Provided records:

:::::

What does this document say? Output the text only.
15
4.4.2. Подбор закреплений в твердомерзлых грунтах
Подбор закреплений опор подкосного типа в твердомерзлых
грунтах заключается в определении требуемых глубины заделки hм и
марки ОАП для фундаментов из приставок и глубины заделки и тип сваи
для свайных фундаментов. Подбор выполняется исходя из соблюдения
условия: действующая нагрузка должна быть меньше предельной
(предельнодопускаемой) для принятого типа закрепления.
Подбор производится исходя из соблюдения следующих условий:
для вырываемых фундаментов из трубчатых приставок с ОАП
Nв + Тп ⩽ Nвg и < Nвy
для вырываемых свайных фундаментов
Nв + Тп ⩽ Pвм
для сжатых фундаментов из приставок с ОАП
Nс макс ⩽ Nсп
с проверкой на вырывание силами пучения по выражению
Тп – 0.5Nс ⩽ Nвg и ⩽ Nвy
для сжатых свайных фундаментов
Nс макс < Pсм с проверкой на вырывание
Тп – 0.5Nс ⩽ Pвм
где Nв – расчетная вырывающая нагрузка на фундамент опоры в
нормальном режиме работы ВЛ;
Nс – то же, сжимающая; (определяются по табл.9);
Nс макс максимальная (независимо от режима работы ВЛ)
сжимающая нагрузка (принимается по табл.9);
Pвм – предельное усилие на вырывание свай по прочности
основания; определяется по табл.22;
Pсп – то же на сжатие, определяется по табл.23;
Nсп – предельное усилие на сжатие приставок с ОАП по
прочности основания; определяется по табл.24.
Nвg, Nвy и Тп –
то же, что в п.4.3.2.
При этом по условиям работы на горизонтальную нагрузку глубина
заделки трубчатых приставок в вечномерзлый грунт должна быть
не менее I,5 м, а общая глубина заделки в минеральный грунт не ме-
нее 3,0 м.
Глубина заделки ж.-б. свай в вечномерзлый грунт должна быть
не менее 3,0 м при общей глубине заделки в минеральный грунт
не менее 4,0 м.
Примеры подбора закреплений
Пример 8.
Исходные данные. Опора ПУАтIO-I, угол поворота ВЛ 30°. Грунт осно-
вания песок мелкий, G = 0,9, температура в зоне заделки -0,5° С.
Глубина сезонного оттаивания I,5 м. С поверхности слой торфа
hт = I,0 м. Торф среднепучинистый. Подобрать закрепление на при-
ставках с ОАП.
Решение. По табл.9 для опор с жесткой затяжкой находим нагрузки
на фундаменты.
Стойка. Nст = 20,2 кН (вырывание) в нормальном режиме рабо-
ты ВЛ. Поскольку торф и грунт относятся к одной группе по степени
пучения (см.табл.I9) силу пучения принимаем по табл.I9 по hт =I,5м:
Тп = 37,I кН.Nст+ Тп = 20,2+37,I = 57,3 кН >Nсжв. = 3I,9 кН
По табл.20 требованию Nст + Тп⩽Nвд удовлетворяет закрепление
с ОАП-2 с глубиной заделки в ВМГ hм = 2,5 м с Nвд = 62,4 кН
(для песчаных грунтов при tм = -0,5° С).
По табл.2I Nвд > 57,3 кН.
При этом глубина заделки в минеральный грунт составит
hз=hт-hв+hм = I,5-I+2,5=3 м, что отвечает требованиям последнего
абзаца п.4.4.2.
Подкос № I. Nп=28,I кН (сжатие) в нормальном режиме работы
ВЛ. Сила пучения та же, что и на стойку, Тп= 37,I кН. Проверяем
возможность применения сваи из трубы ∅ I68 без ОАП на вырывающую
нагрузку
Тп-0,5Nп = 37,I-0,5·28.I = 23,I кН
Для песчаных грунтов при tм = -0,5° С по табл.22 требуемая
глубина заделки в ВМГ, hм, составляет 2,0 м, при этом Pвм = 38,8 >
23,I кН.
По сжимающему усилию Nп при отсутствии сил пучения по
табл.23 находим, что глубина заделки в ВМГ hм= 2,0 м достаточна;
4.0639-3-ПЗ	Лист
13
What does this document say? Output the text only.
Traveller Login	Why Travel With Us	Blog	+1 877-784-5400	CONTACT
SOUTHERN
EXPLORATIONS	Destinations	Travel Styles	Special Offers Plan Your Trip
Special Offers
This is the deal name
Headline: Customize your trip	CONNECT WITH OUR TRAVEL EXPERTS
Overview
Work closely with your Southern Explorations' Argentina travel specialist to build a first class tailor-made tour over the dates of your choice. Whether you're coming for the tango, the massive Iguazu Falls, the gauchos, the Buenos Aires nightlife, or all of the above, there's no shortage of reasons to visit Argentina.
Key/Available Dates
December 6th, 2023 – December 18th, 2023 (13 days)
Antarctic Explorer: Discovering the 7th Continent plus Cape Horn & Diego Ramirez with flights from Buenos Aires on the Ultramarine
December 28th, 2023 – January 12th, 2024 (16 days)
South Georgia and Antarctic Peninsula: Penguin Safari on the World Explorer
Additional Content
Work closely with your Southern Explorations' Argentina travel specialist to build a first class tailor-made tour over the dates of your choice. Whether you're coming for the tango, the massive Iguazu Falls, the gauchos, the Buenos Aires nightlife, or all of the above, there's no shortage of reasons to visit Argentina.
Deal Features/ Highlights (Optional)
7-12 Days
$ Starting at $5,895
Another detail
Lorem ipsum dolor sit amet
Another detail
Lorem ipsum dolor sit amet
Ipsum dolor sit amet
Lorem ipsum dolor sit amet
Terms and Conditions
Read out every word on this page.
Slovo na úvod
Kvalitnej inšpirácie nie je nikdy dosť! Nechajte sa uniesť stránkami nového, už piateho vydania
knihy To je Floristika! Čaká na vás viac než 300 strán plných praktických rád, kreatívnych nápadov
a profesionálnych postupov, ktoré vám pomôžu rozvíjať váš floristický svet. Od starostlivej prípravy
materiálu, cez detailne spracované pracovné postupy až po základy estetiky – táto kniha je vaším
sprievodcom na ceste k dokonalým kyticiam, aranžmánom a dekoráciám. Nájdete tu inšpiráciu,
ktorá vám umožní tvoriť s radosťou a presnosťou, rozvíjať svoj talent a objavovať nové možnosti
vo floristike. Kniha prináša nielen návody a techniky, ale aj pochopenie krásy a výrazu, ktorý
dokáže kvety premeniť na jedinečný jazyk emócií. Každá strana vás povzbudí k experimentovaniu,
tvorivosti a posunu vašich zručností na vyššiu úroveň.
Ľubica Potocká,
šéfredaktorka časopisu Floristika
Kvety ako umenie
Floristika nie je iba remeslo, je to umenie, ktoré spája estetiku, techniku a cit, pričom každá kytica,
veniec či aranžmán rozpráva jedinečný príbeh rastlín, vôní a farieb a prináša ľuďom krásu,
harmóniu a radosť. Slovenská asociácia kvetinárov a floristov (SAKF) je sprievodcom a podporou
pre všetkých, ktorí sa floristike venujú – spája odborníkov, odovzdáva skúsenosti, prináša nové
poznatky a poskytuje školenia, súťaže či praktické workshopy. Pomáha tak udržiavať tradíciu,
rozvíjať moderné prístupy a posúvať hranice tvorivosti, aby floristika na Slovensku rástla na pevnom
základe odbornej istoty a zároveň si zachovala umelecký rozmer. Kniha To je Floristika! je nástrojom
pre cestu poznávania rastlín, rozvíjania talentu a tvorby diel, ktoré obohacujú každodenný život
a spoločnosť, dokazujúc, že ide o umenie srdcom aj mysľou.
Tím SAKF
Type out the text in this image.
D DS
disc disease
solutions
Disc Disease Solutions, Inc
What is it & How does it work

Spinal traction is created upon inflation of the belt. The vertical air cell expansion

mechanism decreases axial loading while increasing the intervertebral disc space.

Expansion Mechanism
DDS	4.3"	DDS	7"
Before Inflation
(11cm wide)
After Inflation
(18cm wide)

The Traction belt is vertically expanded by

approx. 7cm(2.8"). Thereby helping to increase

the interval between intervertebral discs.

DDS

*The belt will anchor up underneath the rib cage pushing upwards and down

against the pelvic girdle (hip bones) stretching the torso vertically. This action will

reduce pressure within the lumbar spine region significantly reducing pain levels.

:::::

Aim of the exercise:
Which lines in the listing above hold the word "предельное"? Show each of them.

Output of the task:
Pвм – предельное усилие на вырывание свай по прочности
Nсп – предельное усилие на сжатие приставок с ОАП по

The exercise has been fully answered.